▶ Aim of the task:
In the entries below, count the lines holding "gewesen". Reply with the number only.

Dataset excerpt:
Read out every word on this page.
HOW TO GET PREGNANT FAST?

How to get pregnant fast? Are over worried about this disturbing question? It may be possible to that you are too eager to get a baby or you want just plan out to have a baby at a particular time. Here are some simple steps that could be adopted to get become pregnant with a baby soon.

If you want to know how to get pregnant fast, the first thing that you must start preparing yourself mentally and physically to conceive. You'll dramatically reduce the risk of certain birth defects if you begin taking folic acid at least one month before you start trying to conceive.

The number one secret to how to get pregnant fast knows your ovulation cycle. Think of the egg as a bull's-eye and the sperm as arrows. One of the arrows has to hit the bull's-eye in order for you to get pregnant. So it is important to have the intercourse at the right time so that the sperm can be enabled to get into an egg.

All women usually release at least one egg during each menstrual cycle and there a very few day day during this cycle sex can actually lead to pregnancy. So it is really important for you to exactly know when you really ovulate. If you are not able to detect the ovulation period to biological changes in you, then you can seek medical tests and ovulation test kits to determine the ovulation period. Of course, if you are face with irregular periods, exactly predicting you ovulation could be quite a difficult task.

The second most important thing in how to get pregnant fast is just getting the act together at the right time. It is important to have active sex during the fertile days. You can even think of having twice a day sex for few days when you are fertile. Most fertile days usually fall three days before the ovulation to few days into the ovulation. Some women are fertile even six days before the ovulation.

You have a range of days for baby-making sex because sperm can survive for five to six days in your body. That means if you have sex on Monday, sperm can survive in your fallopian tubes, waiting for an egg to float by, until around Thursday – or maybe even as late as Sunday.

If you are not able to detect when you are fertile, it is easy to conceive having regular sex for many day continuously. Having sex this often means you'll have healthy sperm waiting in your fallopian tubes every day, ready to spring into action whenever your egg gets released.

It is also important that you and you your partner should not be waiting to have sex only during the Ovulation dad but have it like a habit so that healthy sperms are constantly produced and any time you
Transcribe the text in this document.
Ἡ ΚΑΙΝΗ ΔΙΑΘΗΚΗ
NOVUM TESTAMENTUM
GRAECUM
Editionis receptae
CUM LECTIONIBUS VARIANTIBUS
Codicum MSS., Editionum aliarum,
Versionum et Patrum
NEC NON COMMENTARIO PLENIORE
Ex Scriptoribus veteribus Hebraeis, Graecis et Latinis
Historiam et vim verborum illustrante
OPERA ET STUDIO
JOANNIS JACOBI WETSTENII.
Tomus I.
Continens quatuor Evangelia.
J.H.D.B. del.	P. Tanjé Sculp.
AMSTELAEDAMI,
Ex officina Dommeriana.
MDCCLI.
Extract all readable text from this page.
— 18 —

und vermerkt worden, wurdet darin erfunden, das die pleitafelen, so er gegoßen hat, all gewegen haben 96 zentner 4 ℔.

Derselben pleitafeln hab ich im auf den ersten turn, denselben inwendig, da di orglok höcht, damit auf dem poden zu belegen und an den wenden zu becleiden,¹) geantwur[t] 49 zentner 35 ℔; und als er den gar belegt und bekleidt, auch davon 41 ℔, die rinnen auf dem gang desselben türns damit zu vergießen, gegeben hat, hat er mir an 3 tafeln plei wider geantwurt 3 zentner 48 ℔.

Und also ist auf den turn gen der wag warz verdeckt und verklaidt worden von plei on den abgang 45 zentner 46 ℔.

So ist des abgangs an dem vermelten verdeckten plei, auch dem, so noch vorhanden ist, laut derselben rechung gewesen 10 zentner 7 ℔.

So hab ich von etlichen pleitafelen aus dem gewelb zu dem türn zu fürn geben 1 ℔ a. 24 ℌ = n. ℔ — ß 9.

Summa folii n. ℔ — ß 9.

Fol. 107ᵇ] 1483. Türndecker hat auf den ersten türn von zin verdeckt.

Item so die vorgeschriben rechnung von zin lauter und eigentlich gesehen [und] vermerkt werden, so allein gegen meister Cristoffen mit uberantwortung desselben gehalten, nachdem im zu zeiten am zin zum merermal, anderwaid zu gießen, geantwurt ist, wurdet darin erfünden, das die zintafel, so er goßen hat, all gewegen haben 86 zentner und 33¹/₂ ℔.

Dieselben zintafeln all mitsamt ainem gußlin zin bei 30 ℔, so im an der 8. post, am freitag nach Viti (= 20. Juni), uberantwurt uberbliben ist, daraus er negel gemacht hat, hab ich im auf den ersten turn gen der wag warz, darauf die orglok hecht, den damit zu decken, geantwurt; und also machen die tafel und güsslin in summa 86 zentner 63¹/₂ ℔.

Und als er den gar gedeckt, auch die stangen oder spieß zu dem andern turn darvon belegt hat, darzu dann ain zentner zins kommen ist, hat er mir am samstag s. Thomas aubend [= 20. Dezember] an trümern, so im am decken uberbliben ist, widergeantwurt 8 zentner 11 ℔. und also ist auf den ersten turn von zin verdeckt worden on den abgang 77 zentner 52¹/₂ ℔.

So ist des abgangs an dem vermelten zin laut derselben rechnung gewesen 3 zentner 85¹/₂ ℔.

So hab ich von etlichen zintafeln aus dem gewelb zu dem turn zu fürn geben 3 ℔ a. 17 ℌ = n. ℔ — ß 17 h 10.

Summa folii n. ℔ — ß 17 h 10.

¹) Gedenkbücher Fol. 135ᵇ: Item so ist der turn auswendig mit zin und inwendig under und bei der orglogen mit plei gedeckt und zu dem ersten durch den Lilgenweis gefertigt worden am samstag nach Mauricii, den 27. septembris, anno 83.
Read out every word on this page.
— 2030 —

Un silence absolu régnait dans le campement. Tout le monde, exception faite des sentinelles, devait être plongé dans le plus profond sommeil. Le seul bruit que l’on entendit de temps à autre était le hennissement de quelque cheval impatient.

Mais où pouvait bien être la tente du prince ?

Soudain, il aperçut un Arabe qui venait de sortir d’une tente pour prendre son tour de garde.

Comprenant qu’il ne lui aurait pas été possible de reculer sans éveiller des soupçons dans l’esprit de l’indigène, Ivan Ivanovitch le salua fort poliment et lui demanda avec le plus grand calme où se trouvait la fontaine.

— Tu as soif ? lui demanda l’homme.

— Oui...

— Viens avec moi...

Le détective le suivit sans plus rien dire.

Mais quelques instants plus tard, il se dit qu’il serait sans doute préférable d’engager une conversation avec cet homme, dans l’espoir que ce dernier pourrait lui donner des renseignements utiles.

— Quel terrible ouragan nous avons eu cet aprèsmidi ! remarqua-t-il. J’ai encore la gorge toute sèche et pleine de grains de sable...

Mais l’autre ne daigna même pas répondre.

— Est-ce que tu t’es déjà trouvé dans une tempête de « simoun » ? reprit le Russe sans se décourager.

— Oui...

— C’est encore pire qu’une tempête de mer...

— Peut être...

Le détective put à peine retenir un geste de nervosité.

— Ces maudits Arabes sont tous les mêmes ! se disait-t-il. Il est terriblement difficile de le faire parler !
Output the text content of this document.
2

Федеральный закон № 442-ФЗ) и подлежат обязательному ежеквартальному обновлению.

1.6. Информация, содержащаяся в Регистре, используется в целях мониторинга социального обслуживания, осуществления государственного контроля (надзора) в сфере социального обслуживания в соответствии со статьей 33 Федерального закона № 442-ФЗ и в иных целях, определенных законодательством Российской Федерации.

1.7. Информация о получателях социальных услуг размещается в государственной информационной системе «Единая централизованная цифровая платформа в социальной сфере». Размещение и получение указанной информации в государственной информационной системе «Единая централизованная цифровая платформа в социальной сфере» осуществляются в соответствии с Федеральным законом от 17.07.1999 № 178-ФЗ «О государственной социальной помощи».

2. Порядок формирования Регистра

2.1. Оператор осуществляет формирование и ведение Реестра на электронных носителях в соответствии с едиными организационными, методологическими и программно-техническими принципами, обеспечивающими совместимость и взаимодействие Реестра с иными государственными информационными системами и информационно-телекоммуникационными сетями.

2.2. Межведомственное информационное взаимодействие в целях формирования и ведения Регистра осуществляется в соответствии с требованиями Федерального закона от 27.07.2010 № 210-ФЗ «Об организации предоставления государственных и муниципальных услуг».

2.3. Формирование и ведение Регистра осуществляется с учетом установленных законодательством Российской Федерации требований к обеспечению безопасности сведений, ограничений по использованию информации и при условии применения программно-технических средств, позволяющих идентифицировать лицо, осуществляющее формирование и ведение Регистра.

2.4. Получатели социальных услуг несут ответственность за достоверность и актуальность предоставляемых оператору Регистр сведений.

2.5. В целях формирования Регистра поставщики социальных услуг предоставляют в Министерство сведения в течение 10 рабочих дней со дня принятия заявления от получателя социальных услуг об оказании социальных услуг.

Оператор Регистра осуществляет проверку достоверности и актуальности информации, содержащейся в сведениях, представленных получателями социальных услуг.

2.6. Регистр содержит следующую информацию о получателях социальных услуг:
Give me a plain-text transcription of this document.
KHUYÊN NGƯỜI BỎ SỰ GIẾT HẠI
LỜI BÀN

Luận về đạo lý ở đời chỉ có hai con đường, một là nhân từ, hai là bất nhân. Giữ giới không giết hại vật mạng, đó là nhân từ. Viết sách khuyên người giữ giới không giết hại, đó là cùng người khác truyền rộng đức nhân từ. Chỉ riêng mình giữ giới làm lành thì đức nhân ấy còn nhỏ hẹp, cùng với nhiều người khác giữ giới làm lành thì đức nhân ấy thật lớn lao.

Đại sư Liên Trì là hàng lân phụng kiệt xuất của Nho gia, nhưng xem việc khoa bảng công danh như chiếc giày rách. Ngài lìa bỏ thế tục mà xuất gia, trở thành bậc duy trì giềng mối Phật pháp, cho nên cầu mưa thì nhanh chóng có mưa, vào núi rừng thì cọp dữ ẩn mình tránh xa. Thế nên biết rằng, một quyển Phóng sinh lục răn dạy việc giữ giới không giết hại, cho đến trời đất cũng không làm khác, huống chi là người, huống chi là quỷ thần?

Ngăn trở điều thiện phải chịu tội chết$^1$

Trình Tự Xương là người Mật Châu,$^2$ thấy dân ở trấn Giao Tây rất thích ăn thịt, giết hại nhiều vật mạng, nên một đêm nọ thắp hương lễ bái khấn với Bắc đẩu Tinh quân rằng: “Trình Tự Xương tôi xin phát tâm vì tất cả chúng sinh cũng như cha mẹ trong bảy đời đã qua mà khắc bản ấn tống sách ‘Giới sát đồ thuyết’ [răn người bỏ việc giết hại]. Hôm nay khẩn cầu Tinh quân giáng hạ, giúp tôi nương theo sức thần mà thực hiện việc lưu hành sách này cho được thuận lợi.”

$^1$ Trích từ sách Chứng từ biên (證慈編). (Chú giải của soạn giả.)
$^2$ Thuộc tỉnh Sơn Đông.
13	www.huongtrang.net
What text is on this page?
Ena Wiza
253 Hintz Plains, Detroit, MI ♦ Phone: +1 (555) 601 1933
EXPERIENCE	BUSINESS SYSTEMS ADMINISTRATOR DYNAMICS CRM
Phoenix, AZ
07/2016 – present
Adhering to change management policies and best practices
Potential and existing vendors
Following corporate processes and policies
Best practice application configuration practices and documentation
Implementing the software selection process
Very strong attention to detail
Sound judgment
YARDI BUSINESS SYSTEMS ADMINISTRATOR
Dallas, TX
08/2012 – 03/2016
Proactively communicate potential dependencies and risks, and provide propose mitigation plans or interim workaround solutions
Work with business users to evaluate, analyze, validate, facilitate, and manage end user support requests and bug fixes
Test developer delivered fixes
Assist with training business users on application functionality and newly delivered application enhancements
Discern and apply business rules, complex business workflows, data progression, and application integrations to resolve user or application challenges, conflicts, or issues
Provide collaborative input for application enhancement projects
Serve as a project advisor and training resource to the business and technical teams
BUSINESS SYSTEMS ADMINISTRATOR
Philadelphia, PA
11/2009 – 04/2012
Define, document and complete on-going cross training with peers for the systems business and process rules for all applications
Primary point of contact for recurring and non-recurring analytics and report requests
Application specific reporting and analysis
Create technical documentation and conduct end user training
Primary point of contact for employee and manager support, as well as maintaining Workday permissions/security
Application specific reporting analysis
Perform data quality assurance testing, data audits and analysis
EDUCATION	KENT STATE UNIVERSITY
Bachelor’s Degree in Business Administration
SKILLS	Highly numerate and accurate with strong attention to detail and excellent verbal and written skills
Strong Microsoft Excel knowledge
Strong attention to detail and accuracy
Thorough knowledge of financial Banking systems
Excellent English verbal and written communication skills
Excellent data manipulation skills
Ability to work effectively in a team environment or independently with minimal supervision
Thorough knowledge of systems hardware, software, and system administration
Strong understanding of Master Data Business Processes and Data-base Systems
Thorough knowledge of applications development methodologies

▶ Exercise solution:
2